VORLIEGENDER AUSZUG

○ ○ ○ ○ ○ ○ ○

Prostitutionsgesetze verfassungswidrig? – Die Stunde des Abolitionismus?
Mack – Breymaier – Ackermann – Rommelfanger – Bell – Louis -Sisters e.V. – Solwodi e.V. – Diaka e.V. und andere
In den vergangenen Wochen des sogenannten „Sommerlochs“ schlug – vermeintlich – die Stunde des Abolitionismus und die Rotlicht-Branche musste mal wieder erkennen, welch umfangreiches Netzwerk sich inzwischen in Deutschland „gegen das Rotlicht“ etabliert hat. Nach dem Motto „steter Tropfen höhlt den Stein“ wird mit stereotypen pauschalen Behauptungen ein generalstabmäßig geplante Kampagne gegen die Prostitution als solches gefahren und nach der stetig wiederholten Forderung zur Einführung des „Nordischen Modells“ in Deutschland, gibt es nun sogar eine als Buch veröffentlichte Studie eines Autorenduos, welches die These vertritt, dass die deutschen Regelungen für das Prostitutionsgewerbe (maßgeblich bestehend aus dem ProstG und dem ProstSchG) nicht mit dem Grundgesetz der Bundesrepublik Deutschland vereinbar seien und hier eine grundsätzlich „Neuregelung“ notwendig sei.

○ ○ ○ ○ ○ ○ ○

AUFGABENSTELLUNG
Schreiben Sie den obigen Auszug über die Prostitutionsgesetze vollständig und wortgetreu ab.

ERFASSTE DATEN
○ ○ ○ ○ ○ ○ ○

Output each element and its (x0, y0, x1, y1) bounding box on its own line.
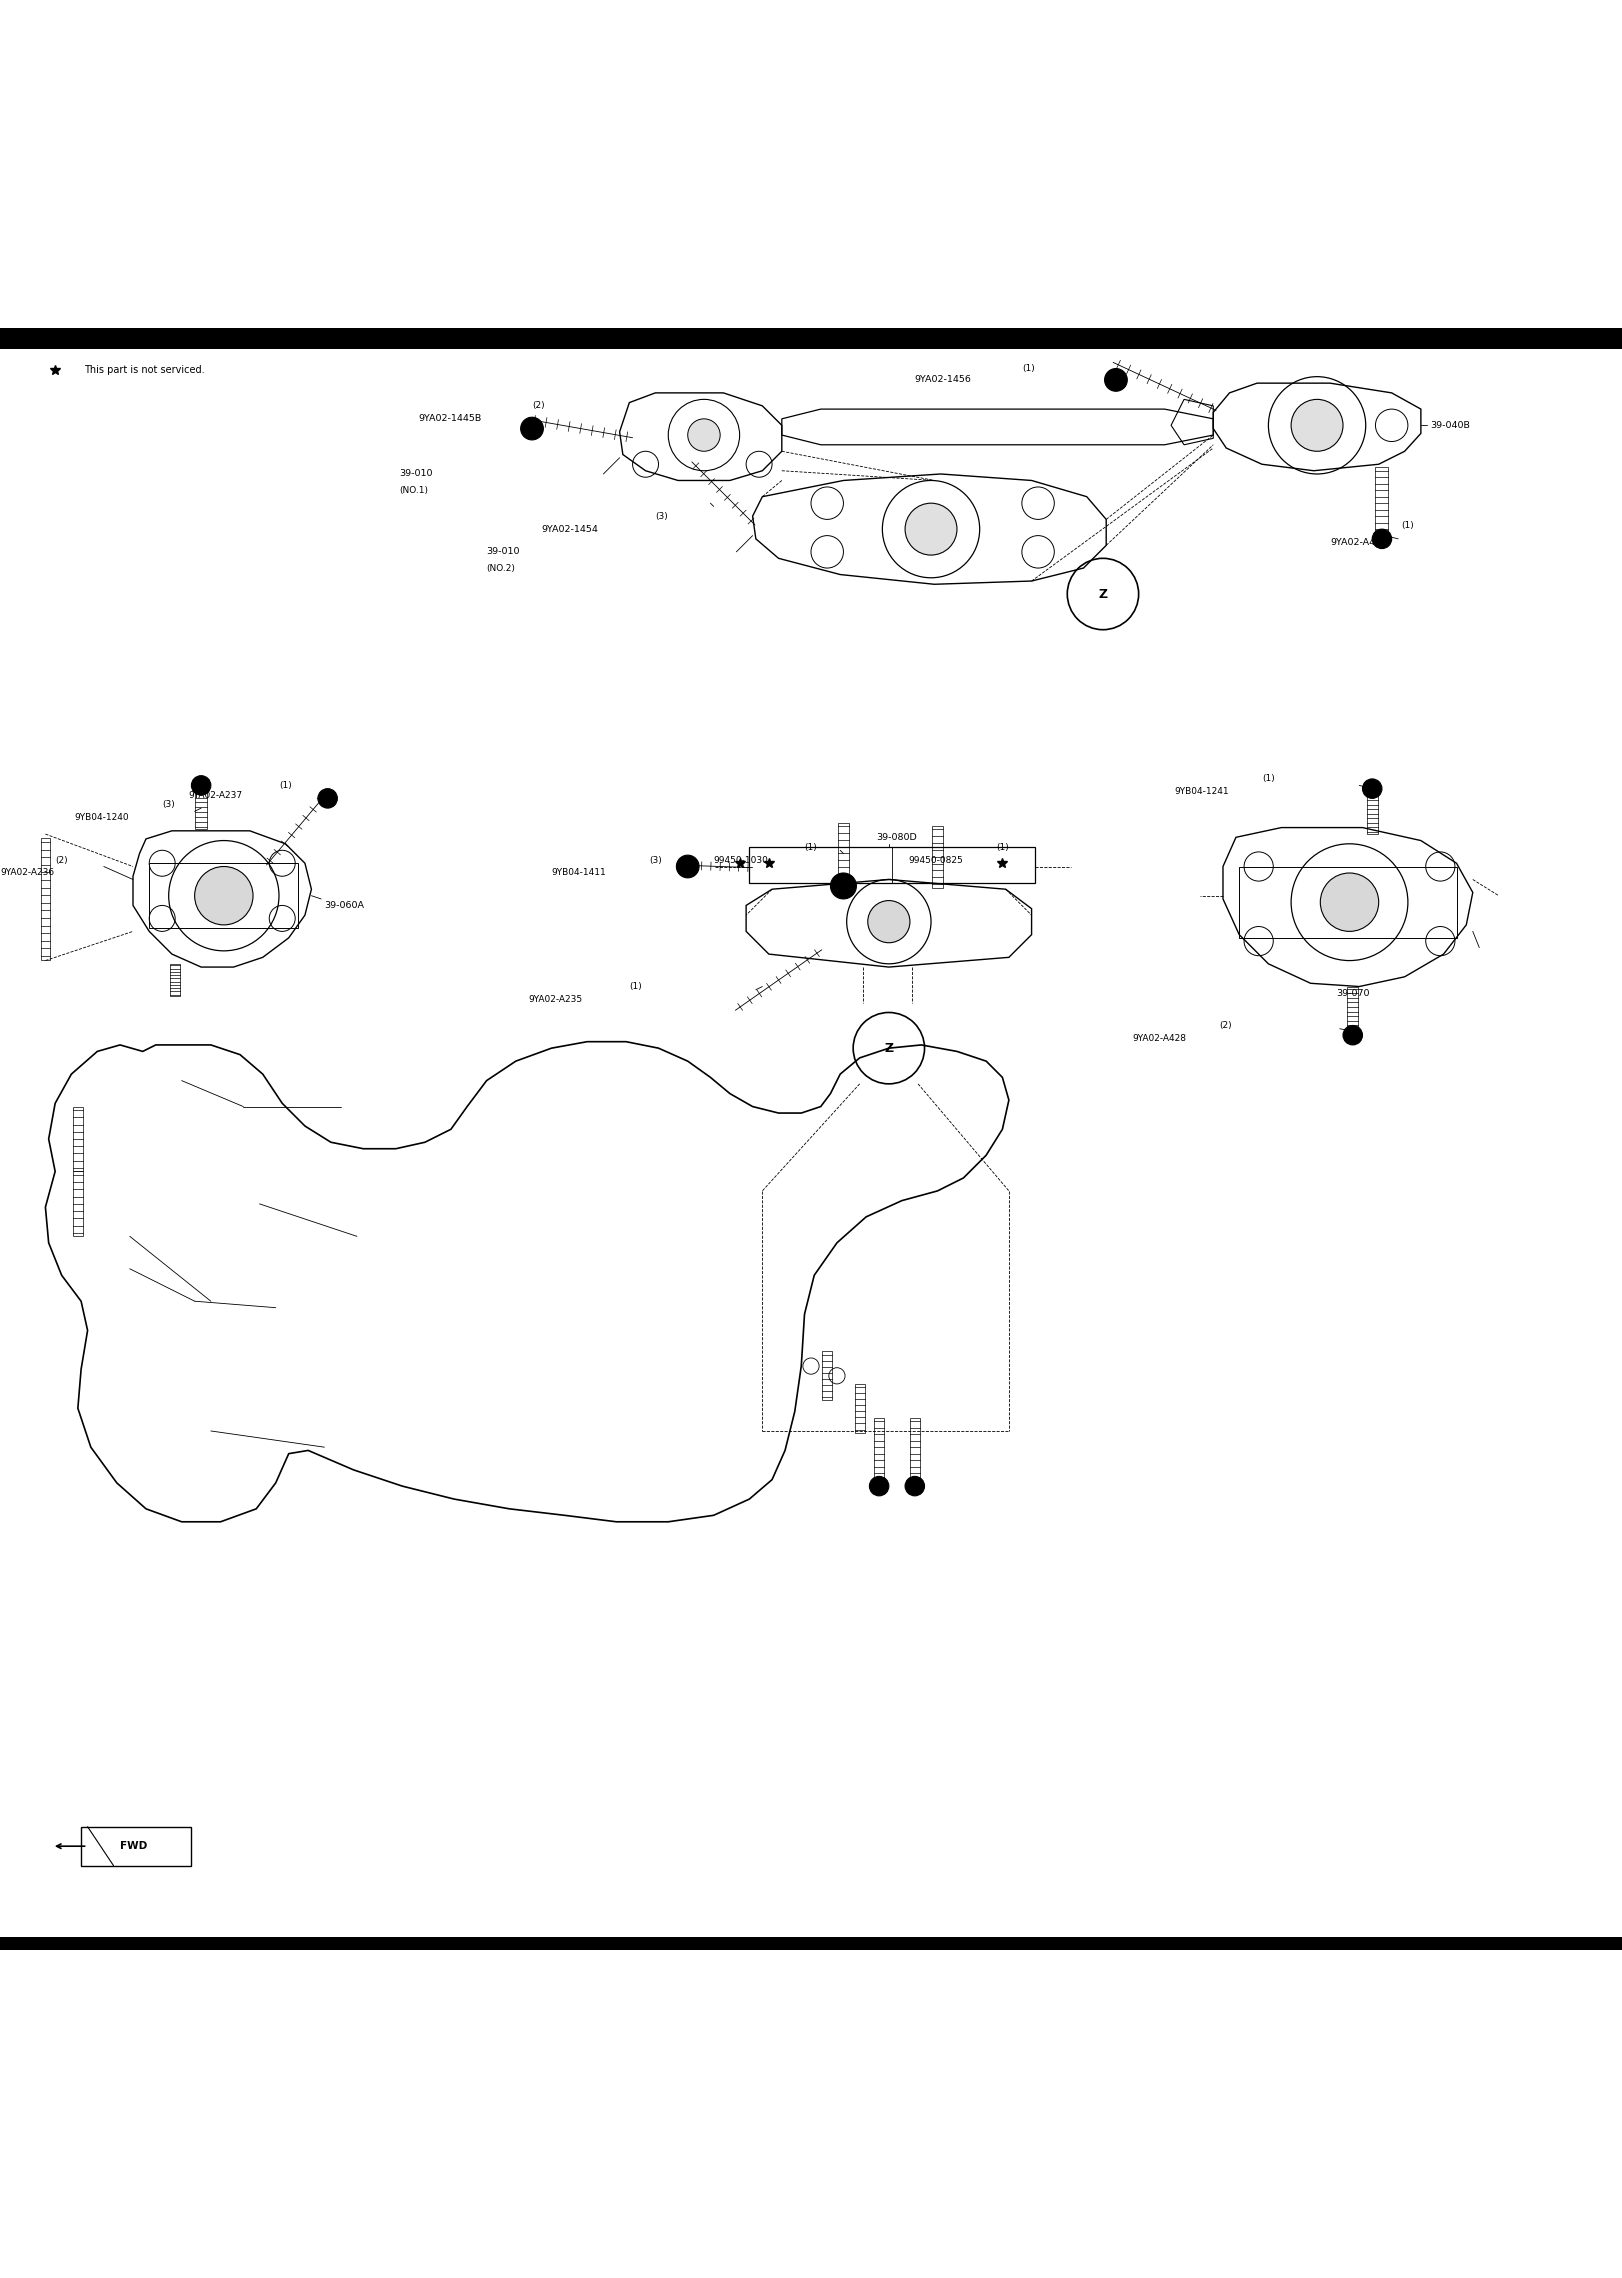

○ ○ ○ ○ ○ ○ ○

ERGEBNIS
Prostitutionsgesetze verfassungswidrig? – Die Stunde des Abolitionismus?
Mack – Breymaier – Ackermann – Rommelfanger – Bell – Louis -Sisters e.V. – Solwodi e.V. – Diaka e.V. und andere
In den vergangenen Wochen des sogenannten „Sommerlochs“ schlug – vermeintlich – die Stunde des Abolitionismus und die Rotlicht-Branche musste mal wieder erkennen, welch umfangreiches Netzwerk sich inzwischen in Deutschland „gegen das Rotlicht“ etabliert hat. Nach dem Motto „steter Tropfen höhlt den Stein“ wird mit stereotypen pauschalen Behauptungen ein generalstabmäßig geplante Kampagne gegen die Prostitution als solches gefahren und nach der stetig wiederholten Forderung zur Einführung des „Nordischen Modells“ in Deutschland, gibt es nun sogar eine als Buch veröffentlichte Studie eines Autorenduos, welches die These vertritt, dass die deutschen Regelungen für das Prostitutionsgewerbe (maßgeblich bestehend aus dem ProstG und dem ProstSchG) nicht mit dem Grundgesetz der Bundesrepublik Deutschland vereinbar seien und hier eine grundsätzlich „Neuregelung“ notwendig sei.